## DIRECTION
Look at the entries below and reproduce them exactly.

# start of RECORD SET

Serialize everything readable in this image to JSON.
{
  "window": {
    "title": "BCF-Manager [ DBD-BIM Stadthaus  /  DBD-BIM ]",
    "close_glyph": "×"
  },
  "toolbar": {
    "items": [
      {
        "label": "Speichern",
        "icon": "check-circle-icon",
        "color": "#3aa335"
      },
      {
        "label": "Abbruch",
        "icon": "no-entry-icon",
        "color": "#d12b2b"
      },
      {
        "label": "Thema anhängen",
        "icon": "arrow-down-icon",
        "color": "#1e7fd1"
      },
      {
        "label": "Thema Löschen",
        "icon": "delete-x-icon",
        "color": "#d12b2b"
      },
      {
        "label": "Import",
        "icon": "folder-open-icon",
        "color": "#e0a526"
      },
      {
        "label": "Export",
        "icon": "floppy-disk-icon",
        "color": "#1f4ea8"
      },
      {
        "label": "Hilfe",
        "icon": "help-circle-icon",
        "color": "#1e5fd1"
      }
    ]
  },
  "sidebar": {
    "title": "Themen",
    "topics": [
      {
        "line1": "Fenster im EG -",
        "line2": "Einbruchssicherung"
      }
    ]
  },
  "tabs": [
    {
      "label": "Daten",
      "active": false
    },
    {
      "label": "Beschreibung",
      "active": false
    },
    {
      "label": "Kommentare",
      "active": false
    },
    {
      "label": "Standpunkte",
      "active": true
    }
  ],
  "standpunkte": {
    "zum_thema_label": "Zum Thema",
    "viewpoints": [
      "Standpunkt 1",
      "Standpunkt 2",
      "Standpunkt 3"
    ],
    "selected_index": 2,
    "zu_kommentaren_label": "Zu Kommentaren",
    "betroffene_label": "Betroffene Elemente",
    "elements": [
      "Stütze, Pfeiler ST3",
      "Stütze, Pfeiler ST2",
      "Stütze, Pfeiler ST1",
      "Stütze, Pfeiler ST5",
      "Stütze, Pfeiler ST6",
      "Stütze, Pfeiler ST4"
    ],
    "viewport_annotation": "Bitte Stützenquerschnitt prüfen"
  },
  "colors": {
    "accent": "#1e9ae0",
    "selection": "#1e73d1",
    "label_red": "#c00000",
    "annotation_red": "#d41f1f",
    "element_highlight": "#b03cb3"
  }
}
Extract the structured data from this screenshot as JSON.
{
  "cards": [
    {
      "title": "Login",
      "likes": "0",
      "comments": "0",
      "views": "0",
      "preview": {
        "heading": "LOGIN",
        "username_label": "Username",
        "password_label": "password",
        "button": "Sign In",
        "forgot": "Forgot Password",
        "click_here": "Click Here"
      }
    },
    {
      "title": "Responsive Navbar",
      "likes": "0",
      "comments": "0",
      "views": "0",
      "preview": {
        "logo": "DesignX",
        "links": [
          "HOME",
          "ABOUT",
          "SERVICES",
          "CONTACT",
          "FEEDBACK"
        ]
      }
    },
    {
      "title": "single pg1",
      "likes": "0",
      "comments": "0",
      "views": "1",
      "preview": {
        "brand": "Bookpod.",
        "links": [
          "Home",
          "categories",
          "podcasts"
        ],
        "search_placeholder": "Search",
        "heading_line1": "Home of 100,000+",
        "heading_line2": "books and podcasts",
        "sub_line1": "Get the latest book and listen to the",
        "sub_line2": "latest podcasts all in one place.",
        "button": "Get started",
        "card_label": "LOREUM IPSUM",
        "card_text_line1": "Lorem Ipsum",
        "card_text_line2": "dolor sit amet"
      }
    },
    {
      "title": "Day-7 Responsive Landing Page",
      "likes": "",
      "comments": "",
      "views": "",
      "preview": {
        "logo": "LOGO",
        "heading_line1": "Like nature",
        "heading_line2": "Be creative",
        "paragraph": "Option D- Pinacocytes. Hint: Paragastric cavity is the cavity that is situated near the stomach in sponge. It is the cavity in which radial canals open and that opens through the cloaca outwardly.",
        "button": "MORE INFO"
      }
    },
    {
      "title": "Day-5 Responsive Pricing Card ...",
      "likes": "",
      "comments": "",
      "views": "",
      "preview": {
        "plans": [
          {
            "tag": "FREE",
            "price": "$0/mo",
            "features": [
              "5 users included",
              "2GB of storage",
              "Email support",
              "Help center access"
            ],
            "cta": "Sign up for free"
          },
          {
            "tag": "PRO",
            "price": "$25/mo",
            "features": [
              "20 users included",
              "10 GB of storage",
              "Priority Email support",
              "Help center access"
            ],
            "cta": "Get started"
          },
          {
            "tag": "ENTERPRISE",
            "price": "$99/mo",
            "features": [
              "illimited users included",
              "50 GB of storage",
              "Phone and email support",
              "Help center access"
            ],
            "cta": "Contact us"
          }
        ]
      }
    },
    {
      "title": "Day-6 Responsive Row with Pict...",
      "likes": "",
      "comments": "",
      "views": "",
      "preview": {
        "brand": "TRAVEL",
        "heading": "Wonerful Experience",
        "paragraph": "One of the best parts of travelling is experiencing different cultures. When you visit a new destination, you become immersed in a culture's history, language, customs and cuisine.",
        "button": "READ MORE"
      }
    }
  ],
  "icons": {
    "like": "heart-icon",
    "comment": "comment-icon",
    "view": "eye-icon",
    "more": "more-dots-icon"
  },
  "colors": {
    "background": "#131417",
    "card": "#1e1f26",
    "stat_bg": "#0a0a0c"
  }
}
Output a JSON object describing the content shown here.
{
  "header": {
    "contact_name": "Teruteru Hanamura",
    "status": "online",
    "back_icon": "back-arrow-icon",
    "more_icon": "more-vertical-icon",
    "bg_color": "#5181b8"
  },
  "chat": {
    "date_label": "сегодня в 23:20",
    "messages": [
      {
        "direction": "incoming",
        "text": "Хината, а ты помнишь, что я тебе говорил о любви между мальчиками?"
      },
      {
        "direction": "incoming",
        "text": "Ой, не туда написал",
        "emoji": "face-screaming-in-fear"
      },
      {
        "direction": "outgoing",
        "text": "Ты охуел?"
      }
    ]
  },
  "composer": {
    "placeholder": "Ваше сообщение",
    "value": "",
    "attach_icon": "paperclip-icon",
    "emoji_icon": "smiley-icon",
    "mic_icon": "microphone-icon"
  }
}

# end of RECORD SET

## FINISHED ANSWER
Serialize everything readable in this image to JSON.
{
  "window": {
    "title": "BCF-Manager [ DBD-BIM Stadthaus  /  DBD-BIM ]",
    "close_glyph": "×"
  },
  "toolbar": {
    "items": [
      {
        "label": "Speichern",
        "icon": "check-circle-icon",
        "color": "#3aa335"
      },
      {
        "label": "Abbruch",
        "icon": "no-entry-icon",
        "color": "#d12b2b"
      },
      {
        "label": "Thema anhängen",
        "icon": "arrow-down-icon",
        "color": "#1e7fd1"
      },
      {
        "label": "Thema Löschen",
        "icon": "delete-x-icon",
        "color": "#d12b2b"
      },
      {
        "label": "Import",
        "icon": "folder-open-icon",
        "color": "#e0a526"
      },
      {
        "label": "Export",
        "icon": "floppy-disk-icon",
        "color": "#1f4ea8"
      },
      {
        "label": "Hilfe",
        "icon": "help-circle-icon",
        "color": "#1e5fd1"
      }
    ]
  },
  "sidebar": {
    "title": "Themen",
    "topics": [
      {
        "line1": "Fenster im EG -",
        "line2": "Einbruchssicherung"
      }
    ]
  },
  "tabs": [
    {
      "label": "Daten",
      "active": false
    },
    {
      "label": "Beschreibung",
      "active": false
    },
    {
      "label": "Kommentare",
      "active": false
    },
    {
      "label": "Standpunkte",
      "active": true
    }
  ],
  "standpunkte": {
    "zum_thema_label": "Zum Thema",
    "viewpoints": [
      "Standpunkt 1",
      "Standpunkt 2",
      "Standpunkt 3"
    ],
    "selected_index": 2,
    "zu_kommentaren_label": "Zu Kommentaren",
    "betroffene_label": "Betroffene Elemente",
    "elements": [
      "Stütze, Pfeiler ST3",
      "Stütze, Pfeiler ST2",
      "Stütze, Pfeiler ST1",
      "Stütze, Pfeiler ST5",
      "Stütze, Pfeiler ST6",
      "Stütze, Pfeiler ST4"
    ],
    "viewport_annotation": "Bitte Stützenquerschnitt prüfen"
  },
  "colors": {
    "accent": "#1e9ae0",
    "selection": "#1e73d1",
    "label_red": "#c00000",
    "annotation_red": "#d41f1f",
    "element_highlight": "#b03cb3"
  }
}
Extract the structured data from this screenshot as JSON.
{
  "cards": [
    {
      "title": "Login",
      "likes": "0",
      "comments": "0",
      "views": "0",
      "preview": {
        "heading": "LOGIN",
        "username_label": "Username",
        "password_label": "password",
        "button": "Sign In",
        "forgot": "Forgot Password",
        "click_here": "Click Here"
      }
    },
    {
      "title": "Responsive Navbar",
      "likes": "0",
      "comments": "0",
      "views": "0",
      "preview": {
        "logo": "DesignX",
        "links": [
          "HOME",
          "ABOUT",
          "SERVICES",
          "CONTACT",
          "FEEDBACK"
        ]
      }
    },
    {
      "title": "single pg1",
      "likes": "0",
      "comments": "0",
      "views": "1",
      "preview": {
        "brand": "Bookpod.",
        "links": [
          "Home",
          "categories",
          "podcasts"
        ],
        "search_placeholder": "Search",
        "heading_line1": "Home of 100,000+",
        "heading_line2": "books and podcasts",
        "sub_line1": "Get the latest book and listen to the",
        "sub_line2": "latest podcasts all in one place.",
        "button": "Get started",
        "card_label": "LOREUM IPSUM",
        "card_text_line1": "Lorem Ipsum",
        "card_text_line2": "dolor sit amet"
      }
    },
    {
      "title": "Day-7 Responsive Landing Page",
      "likes": "",
      "comments": "",
      "views": "",
      "preview": {
        "logo": "LOGO",
        "heading_line1": "Like nature",
        "heading_line2": "Be creative",
        "paragraph": "Option D- Pinacocytes. Hint: Paragastric cavity is the cavity that is situated near the stomach in sponge. It is the cavity in which radial canals open and that opens through the cloaca outwardly.",
        "button": "MORE INFO"
      }
    },
    {
      "title": "Day-5 Responsive Pricing Card ...",
      "likes": "",
      "comments": "",
      "views": "",
      "preview": {
        "plans": [
          {
            "tag": "FREE",
            "price": "$0/mo",
            "features": [
              "5 users included",
              "2GB of storage",
              "Email support",
              "Help center access"
            ],
            "cta": "Sign up for free"
          },
          {
            "tag": "PRO",
            "price": "$25/mo",
            "features": [
              "20 users included",
              "10 GB of storage",
              "Priority Email support",
              "Help center access"
            ],
            "cta": "Get started"
          },
          {
            "tag": "ENTERPRISE",
            "price": "$99/mo",
            "features": [
              "illimited users included",
              "50 GB of storage",
              "Phone and email support",
              "Help center access"
            ],
            "cta": "Contact us"
          }
        ]
      }
    },
    {
      "title": "Day-6 Responsive Row with Pict...",
      "likes": "",
      "comments": "",
      "views": "",
      "preview": {
        "brand": "TRAVEL",
        "heading": "Wonerful Experience",
        "paragraph": "One of the best parts of travelling is experiencing different cultures. When you visit a new destination, you become immersed in a culture's history, language, customs and cuisine.",
        "button": "READ MORE"
      }
    }
  ],
  "icons": {
    "like": "heart-icon",
    "comment": "comment-icon",
    "view": "eye-icon",
    "more": "more-dots-icon"
  },
  "colors": {
    "background": "#131417",
    "card": "#1e1f26",
    "stat_bg": "#0a0a0c"
  }
}
Output a JSON object describing the content shown here.
{
  "header": {
    "contact_name": "Teruteru Hanamura",
    "status": "online",
    "back_icon": "back-arrow-icon",
    "more_icon": "more-vertical-icon",
    "bg_color": "#5181b8"
  },
  "chat": {
    "date_label": "сегодня в 23:20",
    "messages": [
      {
        "direction": "incoming",
        "text": "Хината, а ты помнишь, что я тебе говорил о любви между мальчиками?"
      },
      {
        "direction": "incoming",
        "text": "Ой, не туда написал",
        "emoji": "face-screaming-in-fear"
      },
      {
        "direction": "outgoing",
        "text": "Ты охуел?"
      }
    ]
  },
  "composer": {
    "placeholder": "Ваше сообщение",
    "value": "",
    "attach_icon": "paperclip-icon",
    "emoji_icon": "smiley-icon",
    "mic_icon": "microphone-icon"
  }
}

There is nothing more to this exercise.